What the task requires: Every entry needs to be reproduced exactly.

(Collected data)
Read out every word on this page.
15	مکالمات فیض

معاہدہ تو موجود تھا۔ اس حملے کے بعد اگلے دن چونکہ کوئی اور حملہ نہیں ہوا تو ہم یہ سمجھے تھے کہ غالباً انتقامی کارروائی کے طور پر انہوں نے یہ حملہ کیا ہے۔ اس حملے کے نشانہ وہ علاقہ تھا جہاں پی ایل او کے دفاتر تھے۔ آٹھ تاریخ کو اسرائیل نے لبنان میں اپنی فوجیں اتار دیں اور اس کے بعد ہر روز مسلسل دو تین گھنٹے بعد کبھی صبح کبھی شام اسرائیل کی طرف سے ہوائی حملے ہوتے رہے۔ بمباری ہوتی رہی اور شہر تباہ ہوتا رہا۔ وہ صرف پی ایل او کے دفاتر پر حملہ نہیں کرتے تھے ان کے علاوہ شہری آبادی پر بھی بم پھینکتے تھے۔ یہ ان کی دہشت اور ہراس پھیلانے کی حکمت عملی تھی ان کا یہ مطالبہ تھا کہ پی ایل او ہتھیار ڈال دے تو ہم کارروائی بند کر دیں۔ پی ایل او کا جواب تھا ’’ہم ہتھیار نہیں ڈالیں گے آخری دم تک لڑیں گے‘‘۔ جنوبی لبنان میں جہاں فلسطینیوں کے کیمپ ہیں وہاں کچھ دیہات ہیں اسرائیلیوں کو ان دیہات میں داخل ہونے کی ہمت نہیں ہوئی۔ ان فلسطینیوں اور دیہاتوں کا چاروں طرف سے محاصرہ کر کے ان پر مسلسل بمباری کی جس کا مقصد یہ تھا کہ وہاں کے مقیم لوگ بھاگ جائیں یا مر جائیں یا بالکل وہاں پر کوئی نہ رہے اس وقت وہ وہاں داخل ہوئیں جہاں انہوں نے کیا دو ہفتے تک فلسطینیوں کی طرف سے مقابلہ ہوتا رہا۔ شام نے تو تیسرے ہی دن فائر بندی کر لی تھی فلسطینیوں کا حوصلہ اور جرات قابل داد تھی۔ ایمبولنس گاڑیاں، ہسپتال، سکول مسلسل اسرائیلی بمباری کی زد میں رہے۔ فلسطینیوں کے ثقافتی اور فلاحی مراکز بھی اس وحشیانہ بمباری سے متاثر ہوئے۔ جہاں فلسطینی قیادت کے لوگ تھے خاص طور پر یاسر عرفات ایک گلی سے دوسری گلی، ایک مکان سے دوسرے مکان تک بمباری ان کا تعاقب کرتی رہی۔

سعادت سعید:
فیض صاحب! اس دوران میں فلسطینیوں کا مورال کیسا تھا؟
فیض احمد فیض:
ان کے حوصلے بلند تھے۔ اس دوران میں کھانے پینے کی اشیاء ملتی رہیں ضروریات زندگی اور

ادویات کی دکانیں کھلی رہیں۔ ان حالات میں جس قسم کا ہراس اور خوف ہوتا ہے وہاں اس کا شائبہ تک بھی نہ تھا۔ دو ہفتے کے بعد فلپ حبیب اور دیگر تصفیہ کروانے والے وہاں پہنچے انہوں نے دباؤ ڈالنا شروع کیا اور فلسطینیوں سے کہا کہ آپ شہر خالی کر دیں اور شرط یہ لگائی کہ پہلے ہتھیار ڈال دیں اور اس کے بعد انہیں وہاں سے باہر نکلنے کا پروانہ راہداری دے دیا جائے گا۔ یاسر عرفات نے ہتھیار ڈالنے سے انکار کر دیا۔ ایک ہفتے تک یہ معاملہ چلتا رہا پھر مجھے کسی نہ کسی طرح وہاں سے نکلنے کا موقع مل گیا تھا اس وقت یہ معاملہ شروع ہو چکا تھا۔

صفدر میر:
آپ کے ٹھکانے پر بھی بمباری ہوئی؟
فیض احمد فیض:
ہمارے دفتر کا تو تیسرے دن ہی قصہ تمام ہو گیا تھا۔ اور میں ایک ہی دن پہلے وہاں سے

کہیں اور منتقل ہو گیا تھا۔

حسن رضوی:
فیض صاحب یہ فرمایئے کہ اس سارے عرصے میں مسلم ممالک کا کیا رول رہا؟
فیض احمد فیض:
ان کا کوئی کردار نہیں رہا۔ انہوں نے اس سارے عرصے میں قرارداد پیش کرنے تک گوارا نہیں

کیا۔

Expected answer:
Read out every word on this page.
15	مکالمات فیض

معاہدہ تو موجود تھا۔ اس حملے کے بعد اگلے دن چونکہ کوئی اور حملہ نہیں ہوا تو ہم یہ سمجھے تھے کہ غالباً انتقامی کارروائی کے طور پر انہوں نے یہ حملہ کیا ہے۔ اس حملے کے نشانہ وہ علاقہ تھا جہاں پی ایل او کے دفاتر تھے۔ آٹھ تاریخ کو اسرائیل نے لبنان میں اپنی فوجیں اتار دیں اور اس کے بعد ہر روز مسلسل دو تین گھنٹے بعد کبھی صبح کبھی شام اسرائیل کی طرف سے ہوائی حملے ہوتے رہے۔ بمباری ہوتی رہی اور شہر تباہ ہوتا رہا۔ وہ صرف پی ایل او کے دفاتر پر حملہ نہیں کرتے تھے ان کے علاوہ شہری آبادی پر بھی بم پھینکتے تھے۔ یہ ان کی دہشت اور ہراس پھیلانے کی حکمت عملی تھی ان کا یہ مطالبہ تھا کہ پی ایل او ہتھیار ڈال دے تو ہم کارروائی بند کر دیں۔ پی ایل او کا جواب تھا ’’ہم ہتھیار نہیں ڈالیں گے آخری دم تک لڑیں گے‘‘۔ جنوبی لبنان میں جہاں فلسطینیوں کے کیمپ ہیں وہاں کچھ دیہات ہیں اسرائیلیوں کو ان دیہات میں داخل ہونے کی ہمت نہیں ہوئی۔ ان فلسطینیوں اور دیہاتوں کا چاروں طرف سے محاصرہ کر کے ان پر مسلسل بمباری کی جس کا مقصد یہ تھا کہ وہاں کے مقیم لوگ بھاگ جائیں یا مر جائیں یا بالکل وہاں پر کوئی نہ رہے اس وقت وہ وہاں داخل ہوئیں جہاں انہوں نے کیا دو ہفتے تک فلسطینیوں کی طرف سے مقابلہ ہوتا رہا۔ شام نے تو تیسرے ہی دن فائر بندی کر لی تھی فلسطینیوں کا حوصلہ اور جرات قابل داد تھی۔ ایمبولنس گاڑیاں، ہسپتال، سکول مسلسل اسرائیلی بمباری کی زد میں رہے۔ فلسطینیوں کے ثقافتی اور فلاحی مراکز بھی اس وحشیانہ بمباری سے متاثر ہوئے۔ جہاں فلسطینی قیادت کے لوگ تھے خاص طور پر یاسر عرفات ایک گلی سے دوسری گلی، ایک مکان سے دوسرے مکان تک بمباری ان کا تعاقب کرتی رہی۔

سعادت سعید:
فیض صاحب! اس دوران میں فلسطینیوں کا مورال کیسا تھا؟
فیض احمد فیض:
ان کے حوصلے بلند تھے۔ اس دوران میں کھانے پینے کی اشیاء ملتی رہیں ضروریات زندگی اور

ادویات کی دکانیں کھلی رہیں۔ ان حالات میں جس قسم کا ہراس اور خوف ہوتا ہے وہاں اس کا شائبہ تک بھی نہ تھا۔ دو ہفتے کے بعد فلپ حبیب اور دیگر تصفیہ کروانے والے وہاں پہنچے انہوں نے دباؤ ڈالنا شروع کیا اور فلسطینیوں سے کہا کہ آپ شہر خالی کر دیں اور شرط یہ لگائی کہ پہلے ہتھیار ڈال دیں اور اس کے بعد انہیں وہاں سے باہر نکلنے کا پروانہ راہداری دے دیا جائے گا۔ یاسر عرفات نے ہتھیار ڈالنے سے انکار کر دیا۔ ایک ہفتے تک یہ معاملہ چلتا رہا پھر مجھے کسی نہ کسی طرح وہاں سے نکلنے کا موقع مل گیا تھا اس وقت یہ معاملہ شروع ہو چکا تھا۔

صفدر میر:
آپ کے ٹھکانے پر بھی بمباری ہوئی؟
فیض احمد فیض:
ہمارے دفتر کا تو تیسرے دن ہی قصہ تمام ہو گیا تھا۔ اور میں ایک ہی دن پہلے وہاں سے

کہیں اور منتقل ہو گیا تھا۔

حسن رضوی:
فیض صاحب یہ فرمایئے کہ اس سارے عرصے میں مسلم ممالک کا کیا رول رہا؟
فیض احمد فیض:
ان کا کوئی کردار نہیں رہا۔ انہوں نے اس سارے عرصے میں قرارداد پیش کرنے تک گوارا نہیں

کیا۔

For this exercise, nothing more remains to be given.